- The task
Extract the text of every entry below exactly; leave images out.

- Data for processing
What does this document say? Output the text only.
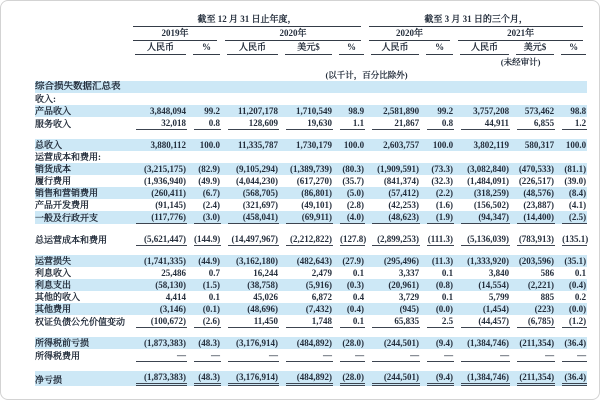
	截至 12 月 31 日止年度，					截至 3 月 31 日的三个月，				

	2019年		2020年			2020年		2021年		

	人民币	%	人民币	美元$	%	人民币	%	人民币	美元$	%

								(未经审计)		
				(以千计，百分比除外)						
综合损失数据汇总表										
收入:	

产品收入	3,848,094	99.2	11,207,178	1,710,549	98.9	2,581,890	99.2	3,757,208	573,462	98.8

服务收入	32,018	0.8	128,609	19,630	1.1	21,867	0.8	44,911	6,855	1.2

总收入	3,880,112	100.0	11,335,787	1,730,179	100.0	2,603,757	100.0	3,802,119	580,317	100.0

运营成本和费用:	

销货成本	(3,215,175)	(82.9)	(9,105,294)	(1,389,739)	(80.3)	(1,909,591)	(73.3)	(3,082,840)	(470,533)	(81.1)

履行费用	(1,936,940)	(49.9)	(4,044,230)	(617,270)	(35.7)	(841,374)	(32.3)	(1,484,091)	(226,517)	(39.0)

销售和营销费用	(260,411)	(6.7)	(568,705)	(86,801)	(5.0)	(57,412)	(2.2)	(318,259)	(48,576)	(8.4)

产品开发费用	(91,145)	(2.4)	(321,697)	(49,101)	(2.8)	(42,253)	(1.6)	(156,502)	(23,887)	(4.1)

一般及行政开支	(117,776)	(3.0)	(458,041)	(69,911)	(4.0)	(48,623)	(1.9)	(94,347)	(14,400)	(2.5)

总运营成本和费用	(5,621,447)	(144.9)	(14,497,967)	(2,212,822)	(127.8)	(2,899,253)	(111.3)	(5,136,039)	(783,913)	(135.1)

运营损失	(1,741,335)	(44.9)	(3,162,180)	(482,643)	(27.9)	(295,496)	(11.3)	(1,333,920)	(203,596)	(35.1)

利息收入	25,486	0.7	16,244	2,479	0.1	3,337	0.1	3,840	586	0.1

利息支出	(58,130)	(1.5)	(38,758)	(5,916)	(0.3)	(20,961)	(0.8)	(14,554)	(2,221)	(0.4)

其他的收入	4,414	0.1	45,026	6,872	0.4	3,729	0.1	5,799	885	0.2

其他费用	(3,146)	(0.1)	(48,696)	(7,432)	(0.4)	(945)	(0.0)	(1,454)	(223)	(0.0)

权证负债公允价值变动	(100,672)	(2.6)	11,450	1,748	0.1	65,835	2.5	(44,457)	(6,785)	(1.2)

所得税前亏损	(1,873,383)	(48.3)	(3,176,914)	(484,892)	(28.0)	(244,501)	(9.4)	(1,384,746)	(211,354)	(36.4)

所得税费用	—	—	—	—	—	—	—	—	—	—

净亏损	(1,873,383)	(48.3)	(3,176,914)	(484,892)	(28.0)	(244,501)	(9.4)	(1,384,746)	(211,354)	(36.4)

- Response to the task
What does this document say? Output the text only.
	截至 12 月 31 日止年度，					截至 3 月 31 日的三个月，				

	2019年		2020年			2020年		2021年		

	人民币	%	人民币	美元$	%	人民币	%	人民币	美元$	%

								(未经审计)		
				(以千计，百分比除外)						
综合损失数据汇总表										
收入:	

产品收入	3,848,094	99.2	11,207,178	1,710,549	98.9	2,581,890	99.2	3,757,208	573,462	98.8

服务收入	32,018	0.8	128,609	19,630	1.1	21,867	0.8	44,911	6,855	1.2

总收入	3,880,112	100.0	11,335,787	1,730,179	100.0	2,603,757	100.0	3,802,119	580,317	100.0

运营成本和费用:	

销货成本	(3,215,175)	(82.9)	(9,105,294)	(1,389,739)	(80.3)	(1,909,591)	(73.3)	(3,082,840)	(470,533)	(81.1)

履行费用	(1,936,940)	(49.9)	(4,044,230)	(617,270)	(35.7)	(841,374)	(32.3)	(1,484,091)	(226,517)	(39.0)

销售和营销费用	(260,411)	(6.7)	(568,705)	(86,801)	(5.0)	(57,412)	(2.2)	(318,259)	(48,576)	(8.4)

产品开发费用	(91,145)	(2.4)	(321,697)	(49,101)	(2.8)	(42,253)	(1.6)	(156,502)	(23,887)	(4.1)

一般及行政开支	(117,776)	(3.0)	(458,041)	(69,911)	(4.0)	(48,623)	(1.9)	(94,347)	(14,400)	(2.5)

总运营成本和费用	(5,621,447)	(144.9)	(14,497,967)	(2,212,822)	(127.8)	(2,899,253)	(111.3)	(5,136,039)	(783,913)	(135.1)

运营损失	(1,741,335)	(44.9)	(3,162,180)	(482,643)	(27.9)	(295,496)	(11.3)	(1,333,920)	(203,596)	(35.1)

利息收入	25,486	0.7	16,244	2,479	0.1	3,337	0.1	3,840	586	0.1

利息支出	(58,130)	(1.5)	(38,758)	(5,916)	(0.3)	(20,961)	(0.8)	(14,554)	(2,221)	(0.4)

其他的收入	4,414	0.1	45,026	6,872	0.4	3,729	0.1	5,799	885	0.2

其他费用	(3,146)	(0.1)	(48,696)	(7,432)	(0.4)	(945)	(0.0)	(1,454)	(223)	(0.0)

权证负债公允价值变动	(100,672)	(2.6)	11,450	1,748	0.1	65,835	2.5	(44,457)	(6,785)	(1.2)

所得税前亏损	(1,873,383)	(48.3)	(3,176,914)	(484,892)	(28.0)	(244,501)	(9.4)	(1,384,746)	(211,354)	(36.4)

所得税费用	—	—	—	—	—	—	—	—	—	—

净亏损	(1,873,383)	(48.3)	(3,176,914)	(484,892)	(28.0)	(244,501)	(9.4)	(1,384,746)	(211,354)	(36.4)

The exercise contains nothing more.